DATA FOR THE TASK
.....
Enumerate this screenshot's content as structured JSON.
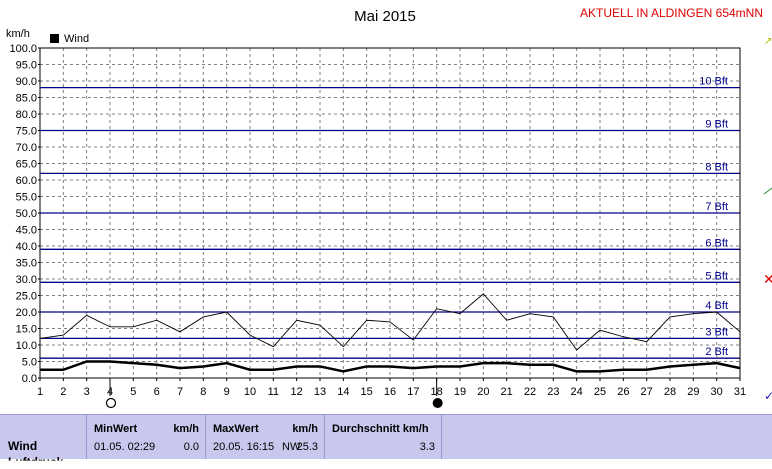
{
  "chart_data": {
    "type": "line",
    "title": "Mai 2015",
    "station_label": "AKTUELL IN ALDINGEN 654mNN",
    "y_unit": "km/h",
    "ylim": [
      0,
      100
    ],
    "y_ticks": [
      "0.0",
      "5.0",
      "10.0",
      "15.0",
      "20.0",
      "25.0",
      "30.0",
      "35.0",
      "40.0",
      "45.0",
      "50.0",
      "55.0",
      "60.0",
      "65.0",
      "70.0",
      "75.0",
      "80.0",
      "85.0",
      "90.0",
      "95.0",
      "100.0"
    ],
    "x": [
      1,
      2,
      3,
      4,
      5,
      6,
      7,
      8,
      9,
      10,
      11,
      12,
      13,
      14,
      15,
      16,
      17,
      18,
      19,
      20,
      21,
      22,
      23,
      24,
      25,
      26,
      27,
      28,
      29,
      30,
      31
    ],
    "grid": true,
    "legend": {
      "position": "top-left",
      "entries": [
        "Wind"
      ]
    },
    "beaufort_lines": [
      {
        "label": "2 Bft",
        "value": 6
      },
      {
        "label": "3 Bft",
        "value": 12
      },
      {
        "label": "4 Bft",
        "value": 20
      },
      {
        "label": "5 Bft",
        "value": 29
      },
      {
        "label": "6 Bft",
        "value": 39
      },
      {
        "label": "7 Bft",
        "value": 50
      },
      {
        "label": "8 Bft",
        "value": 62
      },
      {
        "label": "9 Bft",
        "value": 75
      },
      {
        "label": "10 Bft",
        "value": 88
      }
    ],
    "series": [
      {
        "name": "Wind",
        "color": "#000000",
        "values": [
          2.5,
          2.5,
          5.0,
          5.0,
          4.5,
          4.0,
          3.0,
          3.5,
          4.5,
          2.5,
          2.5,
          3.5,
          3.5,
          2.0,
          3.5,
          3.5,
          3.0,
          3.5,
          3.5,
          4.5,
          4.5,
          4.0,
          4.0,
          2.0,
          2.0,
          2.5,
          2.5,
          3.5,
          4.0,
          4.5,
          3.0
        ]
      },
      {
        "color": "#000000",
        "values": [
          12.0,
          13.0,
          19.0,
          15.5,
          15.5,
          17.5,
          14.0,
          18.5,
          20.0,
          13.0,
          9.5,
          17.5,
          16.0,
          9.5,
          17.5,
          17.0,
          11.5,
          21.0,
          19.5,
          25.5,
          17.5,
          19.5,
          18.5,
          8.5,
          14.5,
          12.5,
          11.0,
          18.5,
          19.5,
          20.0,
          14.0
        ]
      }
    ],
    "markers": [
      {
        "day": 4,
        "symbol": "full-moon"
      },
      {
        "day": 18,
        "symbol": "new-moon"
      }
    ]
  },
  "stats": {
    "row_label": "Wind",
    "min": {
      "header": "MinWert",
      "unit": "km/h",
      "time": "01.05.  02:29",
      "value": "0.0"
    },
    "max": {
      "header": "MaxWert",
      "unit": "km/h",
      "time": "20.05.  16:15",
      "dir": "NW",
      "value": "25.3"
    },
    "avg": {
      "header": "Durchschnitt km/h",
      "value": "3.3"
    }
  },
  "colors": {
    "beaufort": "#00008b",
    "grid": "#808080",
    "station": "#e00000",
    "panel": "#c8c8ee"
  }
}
.....
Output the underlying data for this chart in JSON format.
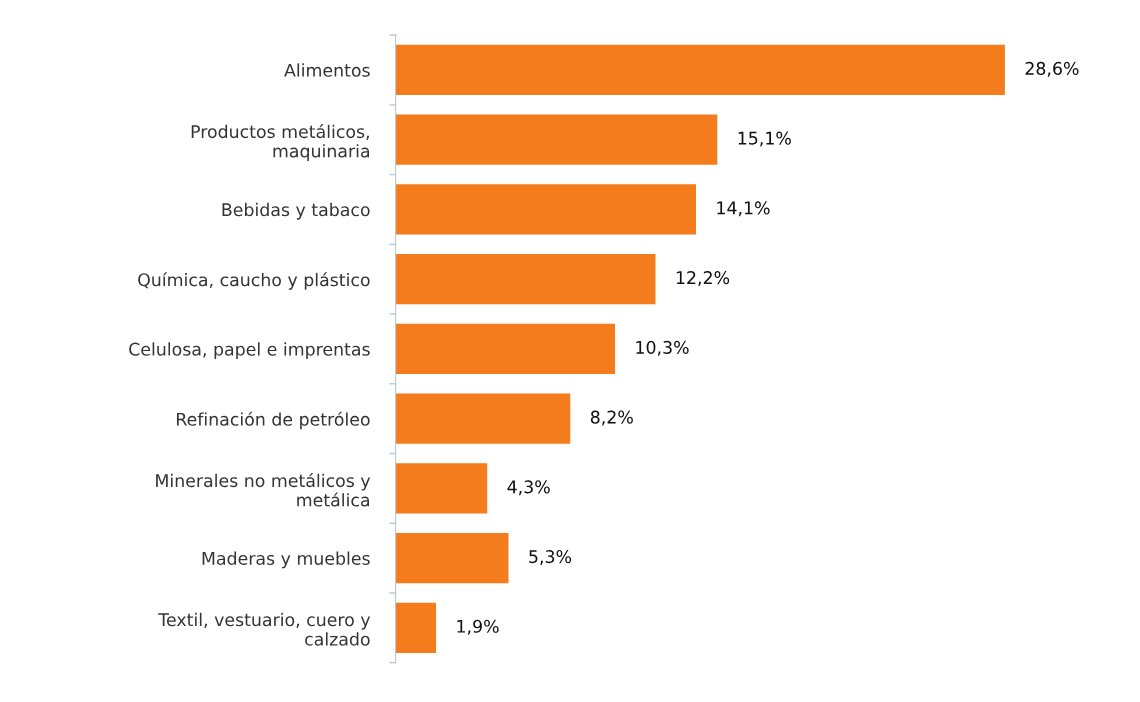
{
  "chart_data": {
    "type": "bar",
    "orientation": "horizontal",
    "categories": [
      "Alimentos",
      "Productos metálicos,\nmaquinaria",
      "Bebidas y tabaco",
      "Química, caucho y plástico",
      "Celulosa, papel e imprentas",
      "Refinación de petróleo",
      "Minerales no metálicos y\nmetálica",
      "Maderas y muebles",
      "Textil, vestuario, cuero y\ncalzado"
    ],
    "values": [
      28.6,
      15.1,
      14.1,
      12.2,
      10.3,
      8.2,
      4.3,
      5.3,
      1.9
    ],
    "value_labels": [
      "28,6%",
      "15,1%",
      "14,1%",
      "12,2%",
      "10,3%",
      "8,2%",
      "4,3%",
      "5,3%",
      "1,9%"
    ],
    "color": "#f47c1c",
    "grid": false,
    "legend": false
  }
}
.....
JOB
From the listing above, collect each line in which the string "JSON" appears.

FINAL RESULT
Enumerate this screenshot's content as structured JSON.
Output the underlying data for this chart in JSON format.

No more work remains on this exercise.